## start Working data

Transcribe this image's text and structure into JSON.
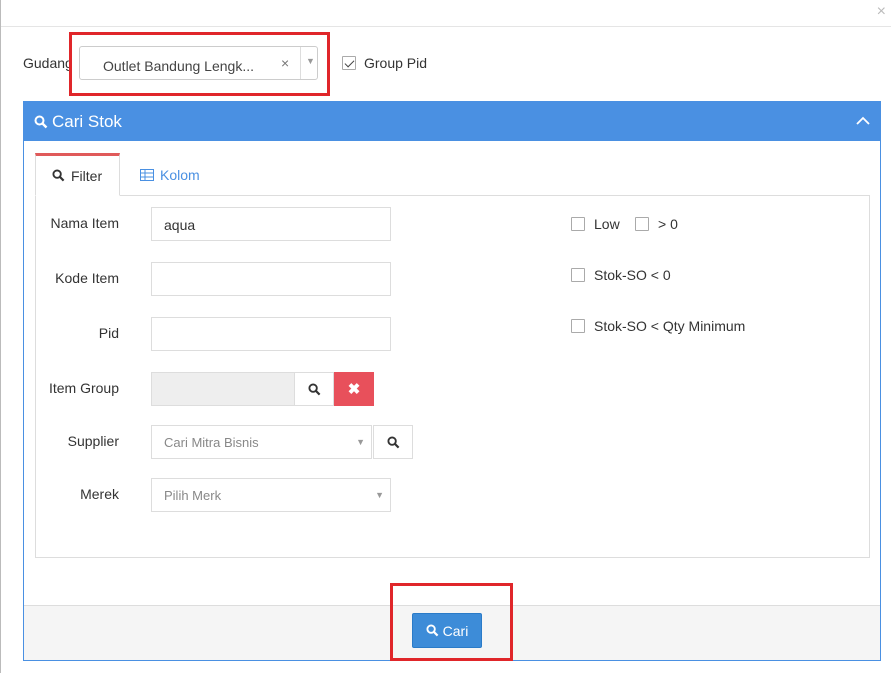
{
  "header": {
    "close_label": "×"
  },
  "gudang": {
    "label": "Gudang",
    "value": "Outlet Bandung Lengk...",
    "clear": "×"
  },
  "group_pid": {
    "label": "Group Pid",
    "checked": true
  },
  "panel": {
    "title": "Cari Stok"
  },
  "tabs": [
    {
      "label": "Filter",
      "active": true
    },
    {
      "label": "Kolom",
      "active": false
    }
  ],
  "form": {
    "nama_item": {
      "label": "Nama Item",
      "value": "aqua"
    },
    "kode_item": {
      "label": "Kode Item",
      "value": ""
    },
    "pid": {
      "label": "Pid",
      "value": ""
    },
    "item_group": {
      "label": "Item Group",
      "value": ""
    },
    "supplier": {
      "label": "Supplier",
      "placeholder": "Cari Mitra Bisnis"
    },
    "merek": {
      "label": "Merek",
      "placeholder": "Pilih Merk"
    }
  },
  "checks": {
    "low": "Low",
    "gt0": "> 0",
    "stok_so_lt0": "Stok-SO < 0",
    "stok_so_lt_min": "Stok-SO < Qty Minimum"
  },
  "footer": {
    "cari_label": "Cari"
  },
  "colors": {
    "accent": "#4a90e2",
    "danger": "#e8505b",
    "highlight": "#e0262a",
    "button": "#3d8cd8"
  }
}
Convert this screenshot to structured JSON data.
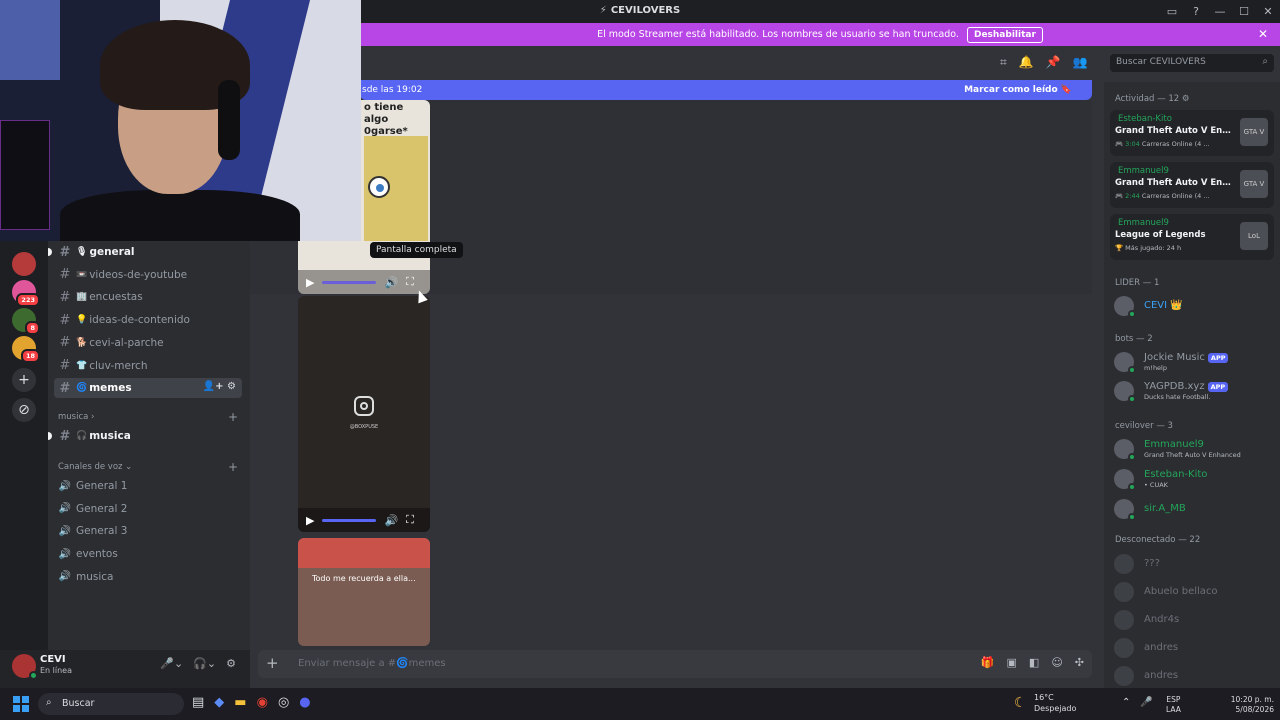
{
  "window": {
    "title": "CEVILOVERS"
  },
  "banner": {
    "text": "El modo Streamer está habilitado. Los nombres de usuario se han truncado.",
    "button": "Deshabilitar"
  },
  "servers": [
    {
      "name": "server-1",
      "color": "#b53b3b",
      "badge": ""
    },
    {
      "name": "server-2",
      "color": "#e0569b",
      "badge": "223"
    },
    {
      "name": "server-3",
      "color": "#3d6b2f",
      "badge": "8"
    },
    {
      "name": "server-4",
      "color": "#e3a32f",
      "badge": "18"
    }
  ],
  "channels": [
    {
      "emoji": "🎙",
      "name": "general",
      "style": "bold"
    },
    {
      "emoji": "📼",
      "name": "videos-de-youtube",
      "style": ""
    },
    {
      "emoji": "🏢",
      "name": "encuestas",
      "style": ""
    },
    {
      "emoji": "💡",
      "name": "ideas-de-contenido",
      "style": ""
    },
    {
      "emoji": "🐕",
      "name": "cevi-al-parche",
      "style": ""
    },
    {
      "emoji": "👕",
      "name": "cluv-merch",
      "style": ""
    },
    {
      "emoji": "🌀",
      "name": "memes",
      "style": "active"
    }
  ],
  "categories": {
    "musica": "musica",
    "voice": "Canales de voz"
  },
  "musica_channel": {
    "emoji": "🎧",
    "name": "musica"
  },
  "voice_channels": [
    "General 1",
    "General 2",
    "General 3",
    "eventos",
    "musica"
  ],
  "user": {
    "name": "CEVI",
    "status": "En línea"
  },
  "search": {
    "placeholder": "Buscar CEVILOVERS"
  },
  "newbar": {
    "left": "sde las 19:02",
    "right": "Marcar como leído"
  },
  "meme": {
    "text_line1": "o tiene algo",
    "text_line2": "0garse*"
  },
  "tooltip": "Pantalla completa",
  "media3": {
    "caption": "Todo me recuerda a ella..."
  },
  "instagram": {
    "handle": "@BOXPUSE"
  },
  "composer": {
    "placeholder": "Enviar mensaje a #🌀memes"
  },
  "members": {
    "activity_header": "Actividad — 12",
    "activities": [
      {
        "user": "Esteban-Kito",
        "game": "Grand Theft Auto V Enhan...",
        "timer": "3:04",
        "detail": "Carreras Online (4 ...",
        "icon": "GTA V"
      },
      {
        "user": "Emmanuel9",
        "game": "Grand Theft Auto V Enhan...",
        "timer": "2:44",
        "detail": "Carreras Online (4 ...",
        "icon": "GTA V"
      },
      {
        "user": "Emmanuel9",
        "game": "League of Legends",
        "timer": "",
        "detail": "Más jugado: 24 h",
        "icon": "LoL"
      }
    ],
    "lider_header": "LIDER — 1",
    "lider": [
      {
        "name": "CEVI 👑",
        "color": "#3ba1f5"
      }
    ],
    "bots_header": "bots — 2",
    "bots": [
      {
        "name": "Jockie Music",
        "tag": "APP",
        "sub": "m!help"
      },
      {
        "name": "YAGPDB.xyz",
        "tag": "APP",
        "sub": "Ducks hate Football."
      }
    ],
    "cevilover_header": "cevilover — 3",
    "cevilovers": [
      {
        "name": "Emmanuel9",
        "sub": "Grand Theft Auto V Enhanced"
      },
      {
        "name": "Esteban-Kito",
        "sub": "• CUAK"
      },
      {
        "name": "sir.A_MB",
        "sub": ""
      }
    ],
    "offline_header": "Desconectado — 22",
    "offline": [
      "???",
      "Abuelo bellaco",
      "Andr4s",
      "andres",
      "andres"
    ]
  },
  "taskbar": {
    "search": "Buscar",
    "weather_temp": "16°C",
    "weather_cond": "Despejado",
    "lang1": "ESP",
    "lang2": "LAA",
    "time": "10:20 p. m.",
    "date": "5/08/2026"
  }
}
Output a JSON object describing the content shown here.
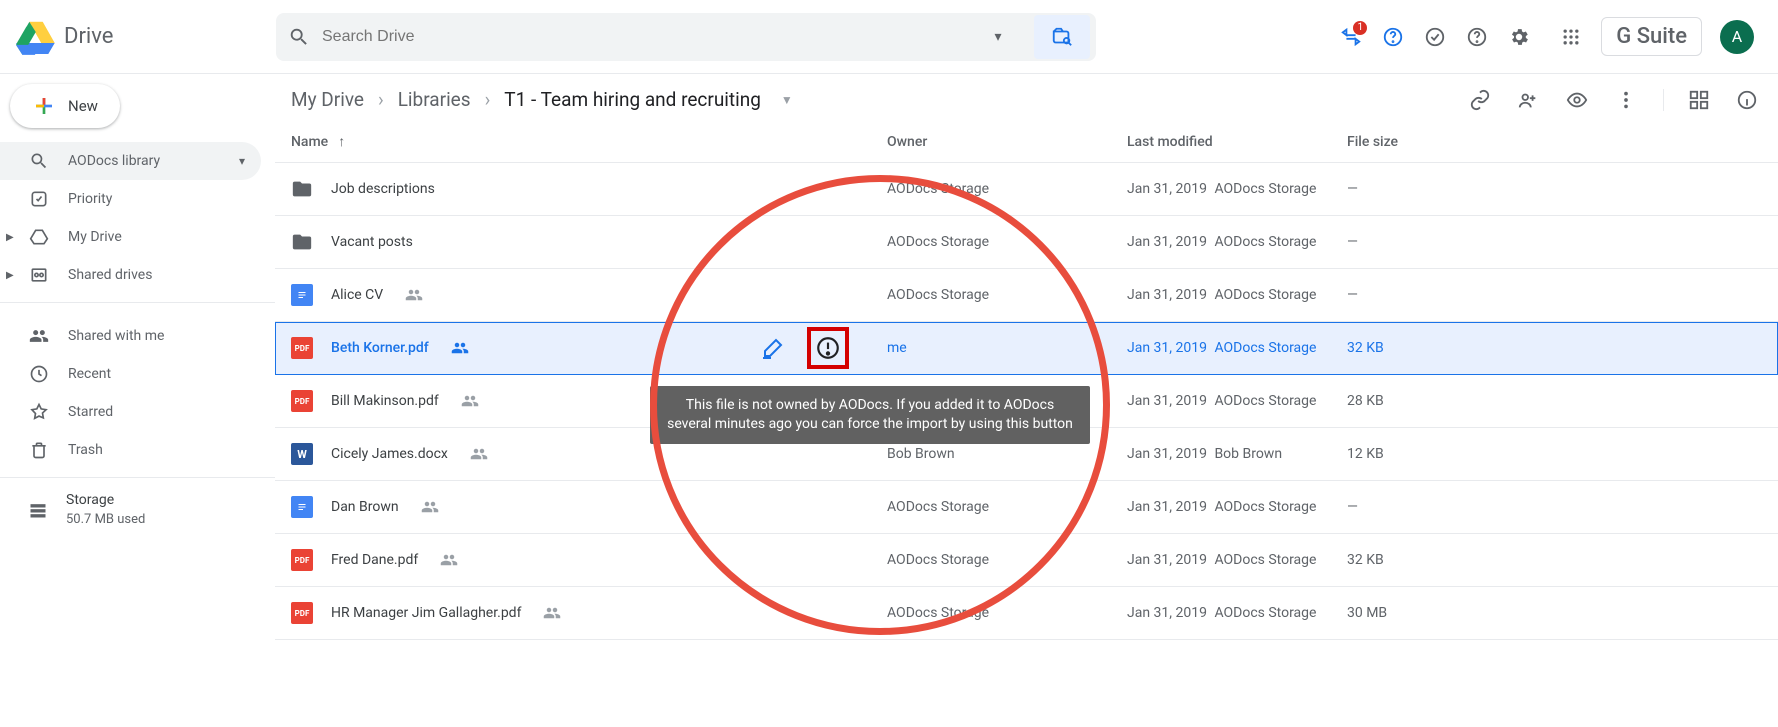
{
  "appName": "Drive",
  "search": {
    "placeholder": "Search Drive"
  },
  "headerBadge": "1",
  "gsuiteLabel": "G Suite",
  "avatarInitial": "A",
  "newButton": "New",
  "sidebar": {
    "library": "AODocs library",
    "items": [
      {
        "label": "Priority"
      },
      {
        "label": "My Drive"
      },
      {
        "label": "Shared drives"
      }
    ],
    "itemsB": [
      {
        "label": "Shared with me"
      },
      {
        "label": "Recent"
      },
      {
        "label": "Starred"
      },
      {
        "label": "Trash"
      }
    ],
    "storage": {
      "title": "Storage",
      "used": "50.7 MB used"
    }
  },
  "breadcrumbs": [
    "My Drive",
    "Libraries",
    "T1 - Team hiring and recruiting"
  ],
  "columns": {
    "name": "Name",
    "owner": "Owner",
    "modified": "Last modified",
    "size": "File size"
  },
  "rows": [
    {
      "type": "folder",
      "name": "Job descriptions",
      "owner": "AODocs Storage",
      "modified": "Jan 31, 2019",
      "modUser": "AODocs Storage",
      "size": "—",
      "shared": false
    },
    {
      "type": "folder",
      "name": "Vacant posts",
      "owner": "AODocs Storage",
      "modified": "Jan 31, 2019",
      "modUser": "AODocs Storage",
      "size": "—",
      "shared": false
    },
    {
      "type": "gdoc",
      "name": "Alice CV",
      "owner": "AODocs Storage",
      "modified": "Jan 31, 2019",
      "modUser": "AODocs Storage",
      "size": "—",
      "shared": true
    },
    {
      "type": "pdf",
      "name": "Beth Korner.pdf",
      "owner": "me",
      "modified": "Jan 31, 2019",
      "modUser": "AODocs Storage",
      "size": "32 KB",
      "shared": true,
      "selected": true
    },
    {
      "type": "pdf",
      "name": "Bill Makinson.pdf",
      "owner": "AODocs Storage",
      "modified": "Jan 31, 2019",
      "modUser": "AODocs Storage",
      "size": "28 KB",
      "shared": true
    },
    {
      "type": "word",
      "name": "Cicely James.docx",
      "owner": "Bob Brown",
      "modified": "Jan 31, 2019",
      "modUser": "Bob Brown",
      "size": "12 KB",
      "shared": true
    },
    {
      "type": "gdoc",
      "name": "Dan Brown",
      "owner": "AODocs Storage",
      "modified": "Jan 31, 2019",
      "modUser": "AODocs Storage",
      "size": "—",
      "shared": true
    },
    {
      "type": "pdf",
      "name": "Fred Dane.pdf",
      "owner": "AODocs Storage",
      "modified": "Jan 31, 2019",
      "modUser": "AODocs Storage",
      "size": "32 KB",
      "shared": true
    },
    {
      "type": "pdf",
      "name": "HR Manager Jim Gallagher.pdf",
      "owner": "AODocs Storage",
      "modified": "Jan 31, 2019",
      "modUser": "AODocs Storage",
      "size": "30 MB",
      "shared": true
    }
  ],
  "tooltip": "This file is not owned by AODocs. If you added it to AODocs several minutes ago you can force the import by using this button"
}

## end Working data

From the records above, pick out and copy each line holding the word "active".

      "active": true
      "active": false
      "style": "active"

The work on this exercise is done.